◆ What you have to do
Copy out all lines of the records in which the word "érdekében" appears.

◆ The records
● ● ● ● ●

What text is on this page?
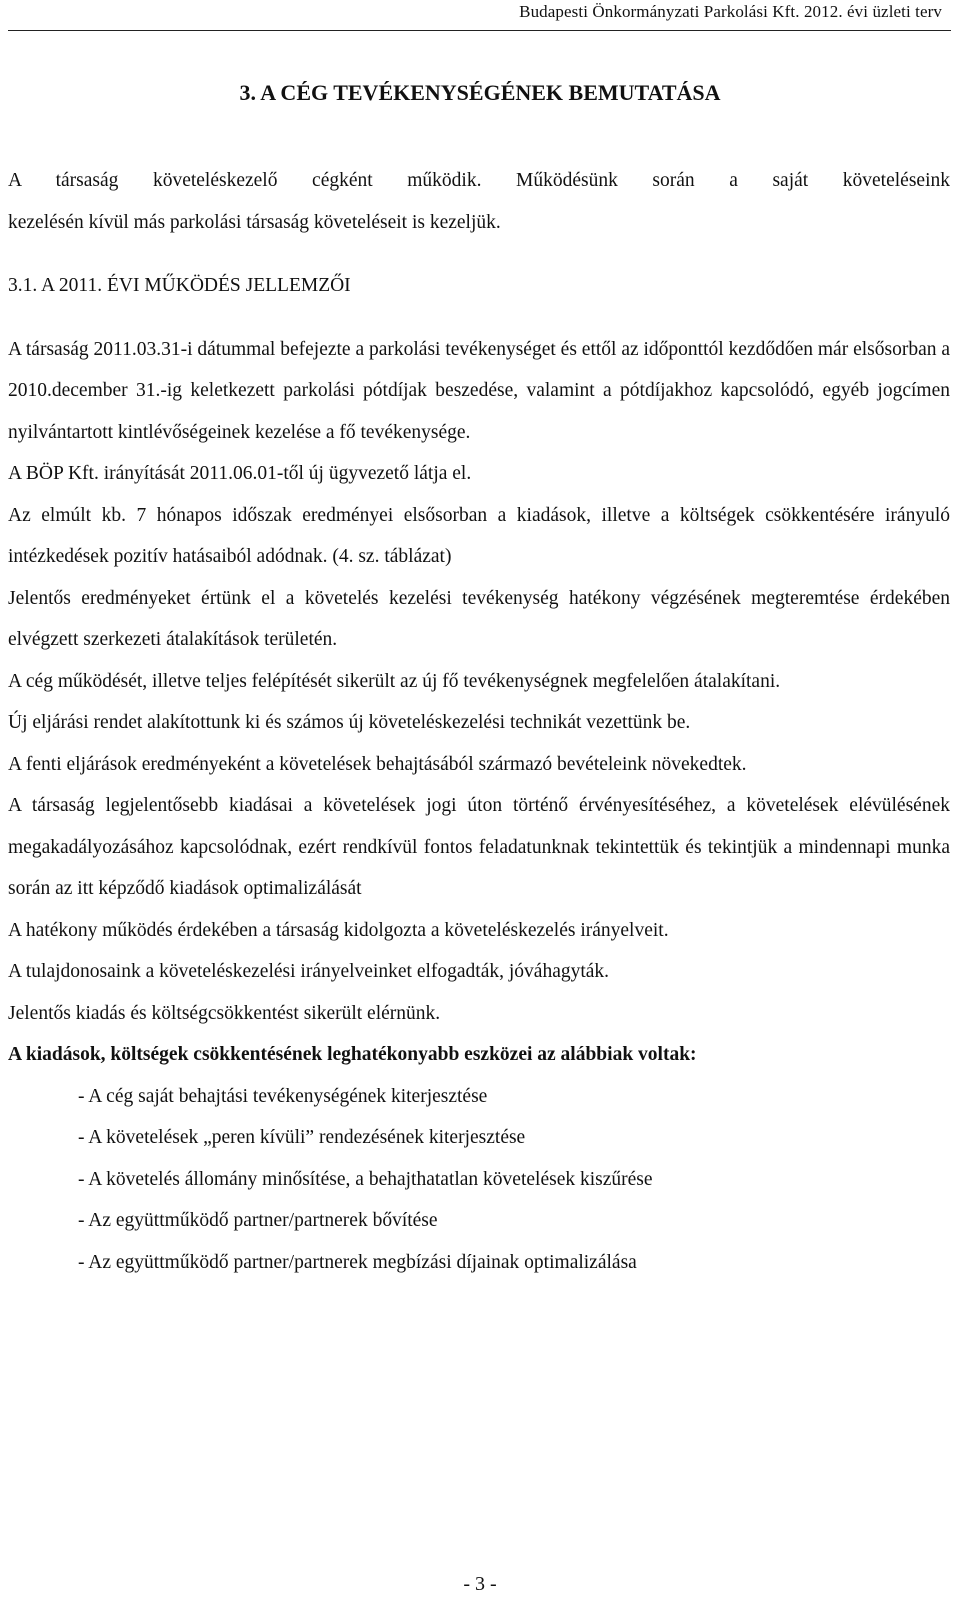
Budapesti Önkormányzati Parkolási Kft. 2012. évi üzleti terv
3. A CÉG TEVÉKENYSÉGÉNEK BEMUTATÁSA

A társaság követeléskezelő cégként működik. Működésünk során a saját követeléseink

kezelésén kívül más parkolási társaság követeléseit is kezeljük.

3.1. A 2011. ÉVI MŰKÖDÉS JELLEMZŐI

A társaság 2011.03.31-i dátummal befejezte a parkolási tevékenységet és ettől az időponttól kezdődően már elsősorban a 2010.december 31.-ig keletkezett parkolási pótdíjak beszedése, valamint a pótdíjakhoz kapcsolódó, egyéb jogcímen nyilvántartott kintlévőségeinek kezelése a fő tevékenysége.

A BÖP Kft. irányítását 2011.06.01-től új ügyvezető látja el.

Az elmúlt kb. 7 hónapos időszak eredményei elsősorban a kiadások, illetve a költségek csökkentésére irányuló intézkedések pozitív hatásaiból adódnak. (4. sz. táblázat)

Jelentős eredményeket értünk el a követelés kezelési tevékenység hatékony végzésének megteremtése érdekében elvégzett szerkezeti átalakítások területén.

A cég működését, illetve teljes felépítését sikerült az új fő tevékenységnek megfelelően átalakítani.

Új eljárási rendet alakítottunk ki és számos új követeléskezelési technikát vezettünk be.

A fenti eljárások eredményeként a követelések behajtásából származó bevételeink növekedtek.

A társaság legjelentősebb kiadásai a követelések jogi úton történő érvényesítéséhez, a követelések elévülésének megakadályozásához kapcsolódnak, ezért rendkívül fontos feladatunknak tekintettük és tekintjük a mindennapi munka során az itt képződő kiadások optimalizálását

A hatékony működés érdekében a társaság kidolgozta a követeléskezelés irányelveit.

A tulajdonosaink a követeléskezelési irányelveinket elfogadták, jóváhagyták.

Jelentős kiadás és költségcsökkentést sikerült elérnünk.

A kiadások, költségek csökkentésének leghatékonyabb eszközei az alábbiak voltak:

- A cég saját behajtási tevékenységének kiterjesztése
- A követelések „peren kívüli” rendezésének kiterjesztése
- A követelés állomány minősítése, a behajthatatlan követelések kiszűrése
- Az együttműködő partner/partnerek bővítése
- Az együttműködő partner/partnerek megbízási díjainak optimalizálása
- 3 -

● ● ● ● ●

◆ Final answer
Jelentős eredményeket értünk el a követelés kezelési tevékenység hatékony végzésének megteremtése érdekében elvégzett szerkezeti átalakítások területén.
A hatékony működés érdekében a társaság kidolgozta a követeléskezelés irányelveit.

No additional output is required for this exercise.